* [Given request]
Keep the wording of each record exactly the same when you repeat it, and leave out pictures.

--------

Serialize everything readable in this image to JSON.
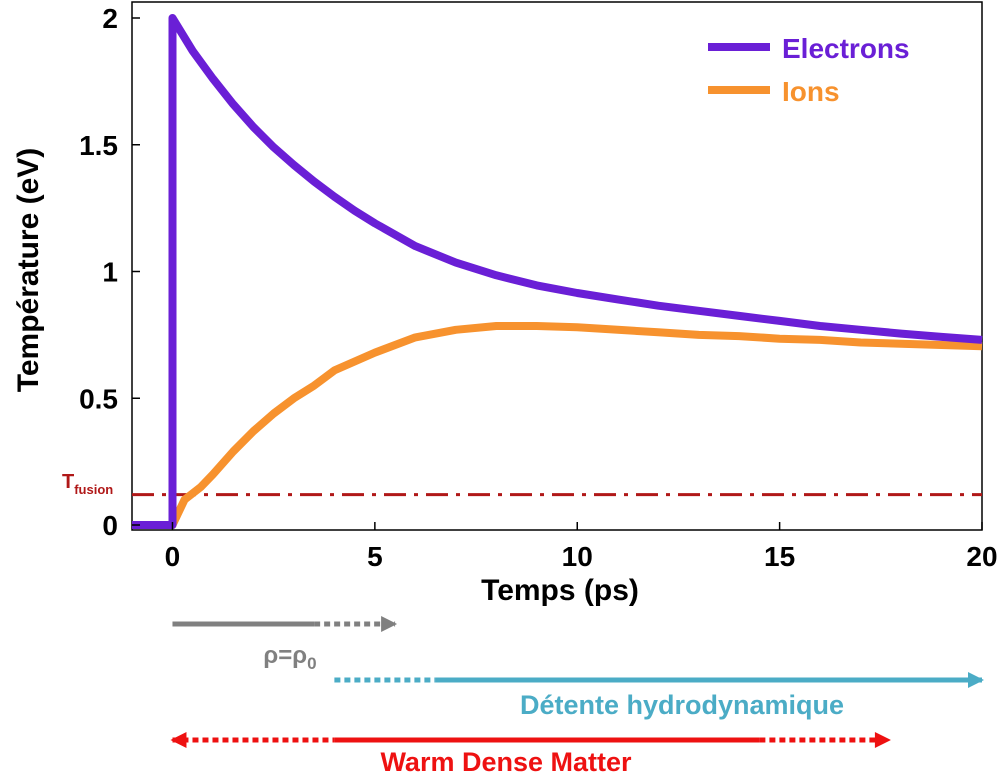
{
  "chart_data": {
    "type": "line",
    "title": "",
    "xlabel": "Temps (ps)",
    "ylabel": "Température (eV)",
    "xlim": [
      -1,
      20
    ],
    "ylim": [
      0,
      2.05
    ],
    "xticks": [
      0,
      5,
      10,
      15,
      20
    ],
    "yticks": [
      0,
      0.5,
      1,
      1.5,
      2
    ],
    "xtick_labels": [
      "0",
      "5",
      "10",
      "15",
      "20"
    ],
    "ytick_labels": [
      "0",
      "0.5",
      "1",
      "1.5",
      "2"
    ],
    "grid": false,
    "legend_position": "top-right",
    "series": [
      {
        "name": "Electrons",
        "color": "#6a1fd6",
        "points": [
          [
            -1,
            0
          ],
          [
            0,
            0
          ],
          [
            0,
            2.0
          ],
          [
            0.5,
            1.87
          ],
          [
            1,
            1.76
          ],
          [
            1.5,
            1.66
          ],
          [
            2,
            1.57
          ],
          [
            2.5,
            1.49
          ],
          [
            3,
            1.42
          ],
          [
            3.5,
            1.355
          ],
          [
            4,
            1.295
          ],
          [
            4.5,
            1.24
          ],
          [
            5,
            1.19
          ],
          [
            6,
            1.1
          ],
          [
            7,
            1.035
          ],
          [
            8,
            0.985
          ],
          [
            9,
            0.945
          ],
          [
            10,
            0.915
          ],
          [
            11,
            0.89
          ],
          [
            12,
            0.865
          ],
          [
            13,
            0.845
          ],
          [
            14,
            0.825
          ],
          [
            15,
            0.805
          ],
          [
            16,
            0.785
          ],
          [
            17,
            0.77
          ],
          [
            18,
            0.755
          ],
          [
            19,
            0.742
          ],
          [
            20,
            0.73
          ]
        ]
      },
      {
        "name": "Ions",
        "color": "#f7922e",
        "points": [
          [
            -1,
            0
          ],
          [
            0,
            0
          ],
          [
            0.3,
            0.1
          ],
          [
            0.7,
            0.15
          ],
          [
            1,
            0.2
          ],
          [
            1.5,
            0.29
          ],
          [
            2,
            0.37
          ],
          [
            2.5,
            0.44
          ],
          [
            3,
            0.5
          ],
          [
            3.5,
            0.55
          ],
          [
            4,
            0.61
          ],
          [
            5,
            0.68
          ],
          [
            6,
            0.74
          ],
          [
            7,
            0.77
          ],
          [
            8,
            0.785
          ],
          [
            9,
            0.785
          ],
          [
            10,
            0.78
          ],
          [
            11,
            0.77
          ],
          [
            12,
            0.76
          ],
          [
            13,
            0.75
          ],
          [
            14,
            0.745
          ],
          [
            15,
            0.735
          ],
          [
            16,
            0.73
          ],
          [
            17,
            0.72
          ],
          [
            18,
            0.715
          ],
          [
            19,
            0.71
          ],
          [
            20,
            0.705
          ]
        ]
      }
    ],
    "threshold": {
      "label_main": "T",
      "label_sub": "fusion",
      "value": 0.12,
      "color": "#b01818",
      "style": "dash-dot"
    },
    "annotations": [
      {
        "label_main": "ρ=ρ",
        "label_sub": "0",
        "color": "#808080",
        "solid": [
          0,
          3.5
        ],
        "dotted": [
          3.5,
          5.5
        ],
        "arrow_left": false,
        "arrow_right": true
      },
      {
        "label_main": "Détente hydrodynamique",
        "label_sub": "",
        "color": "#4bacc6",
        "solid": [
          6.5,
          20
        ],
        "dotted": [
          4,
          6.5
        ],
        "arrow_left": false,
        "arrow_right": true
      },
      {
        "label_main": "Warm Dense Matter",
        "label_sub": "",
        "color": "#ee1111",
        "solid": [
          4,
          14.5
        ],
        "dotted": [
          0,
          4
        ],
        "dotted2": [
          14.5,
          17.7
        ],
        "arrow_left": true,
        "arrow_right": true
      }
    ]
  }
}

--------

* [Full response]
Serialize everything readable in this image to JSON.
{
  "chart_data": {
    "type": "line",
    "title": "",
    "xlabel": "Temps (ps)",
    "ylabel": "Température (eV)",
    "xlim": [
      -1,
      20
    ],
    "ylim": [
      0,
      2.05
    ],
    "xticks": [
      0,
      5,
      10,
      15,
      20
    ],
    "yticks": [
      0,
      0.5,
      1,
      1.5,
      2
    ],
    "xtick_labels": [
      "0",
      "5",
      "10",
      "15",
      "20"
    ],
    "ytick_labels": [
      "0",
      "0.5",
      "1",
      "1.5",
      "2"
    ],
    "grid": false,
    "legend_position": "top-right",
    "series": [
      {
        "name": "Electrons",
        "color": "#6a1fd6",
        "points": [
          [
            -1,
            0
          ],
          [
            0,
            0
          ],
          [
            0,
            2.0
          ],
          [
            0.5,
            1.87
          ],
          [
            1,
            1.76
          ],
          [
            1.5,
            1.66
          ],
          [
            2,
            1.57
          ],
          [
            2.5,
            1.49
          ],
          [
            3,
            1.42
          ],
          [
            3.5,
            1.355
          ],
          [
            4,
            1.295
          ],
          [
            4.5,
            1.24
          ],
          [
            5,
            1.19
          ],
          [
            6,
            1.1
          ],
          [
            7,
            1.035
          ],
          [
            8,
            0.985
          ],
          [
            9,
            0.945
          ],
          [
            10,
            0.915
          ],
          [
            11,
            0.89
          ],
          [
            12,
            0.865
          ],
          [
            13,
            0.845
          ],
          [
            14,
            0.825
          ],
          [
            15,
            0.805
          ],
          [
            16,
            0.785
          ],
          [
            17,
            0.77
          ],
          [
            18,
            0.755
          ],
          [
            19,
            0.742
          ],
          [
            20,
            0.73
          ]
        ]
      },
      {
        "name": "Ions",
        "color": "#f7922e",
        "points": [
          [
            -1,
            0
          ],
          [
            0,
            0
          ],
          [
            0.3,
            0.1
          ],
          [
            0.7,
            0.15
          ],
          [
            1,
            0.2
          ],
          [
            1.5,
            0.29
          ],
          [
            2,
            0.37
          ],
          [
            2.5,
            0.44
          ],
          [
            3,
            0.5
          ],
          [
            3.5,
            0.55
          ],
          [
            4,
            0.61
          ],
          [
            5,
            0.68
          ],
          [
            6,
            0.74
          ],
          [
            7,
            0.77
          ],
          [
            8,
            0.785
          ],
          [
            9,
            0.785
          ],
          [
            10,
            0.78
          ],
          [
            11,
            0.77
          ],
          [
            12,
            0.76
          ],
          [
            13,
            0.75
          ],
          [
            14,
            0.745
          ],
          [
            15,
            0.735
          ],
          [
            16,
            0.73
          ],
          [
            17,
            0.72
          ],
          [
            18,
            0.715
          ],
          [
            19,
            0.71
          ],
          [
            20,
            0.705
          ]
        ]
      }
    ],
    "threshold": {
      "label_main": "T",
      "label_sub": "fusion",
      "value": 0.12,
      "color": "#b01818",
      "style": "dash-dot"
    },
    "annotations": [
      {
        "label_main": "ρ=ρ",
        "label_sub": "0",
        "color": "#808080",
        "solid": [
          0,
          3.5
        ],
        "dotted": [
          3.5,
          5.5
        ],
        "arrow_left": false,
        "arrow_right": true
      },
      {
        "label_main": "Détente hydrodynamique",
        "label_sub": "",
        "color": "#4bacc6",
        "solid": [
          6.5,
          20
        ],
        "dotted": [
          4,
          6.5
        ],
        "arrow_left": false,
        "arrow_right": true
      },
      {
        "label_main": "Warm Dense Matter",
        "label_sub": "",
        "color": "#ee1111",
        "solid": [
          4,
          14.5
        ],
        "dotted": [
          0,
          4
        ],
        "dotted2": [
          14.5,
          17.7
        ],
        "arrow_left": true,
        "arrow_right": true
      }
    ]
  }
}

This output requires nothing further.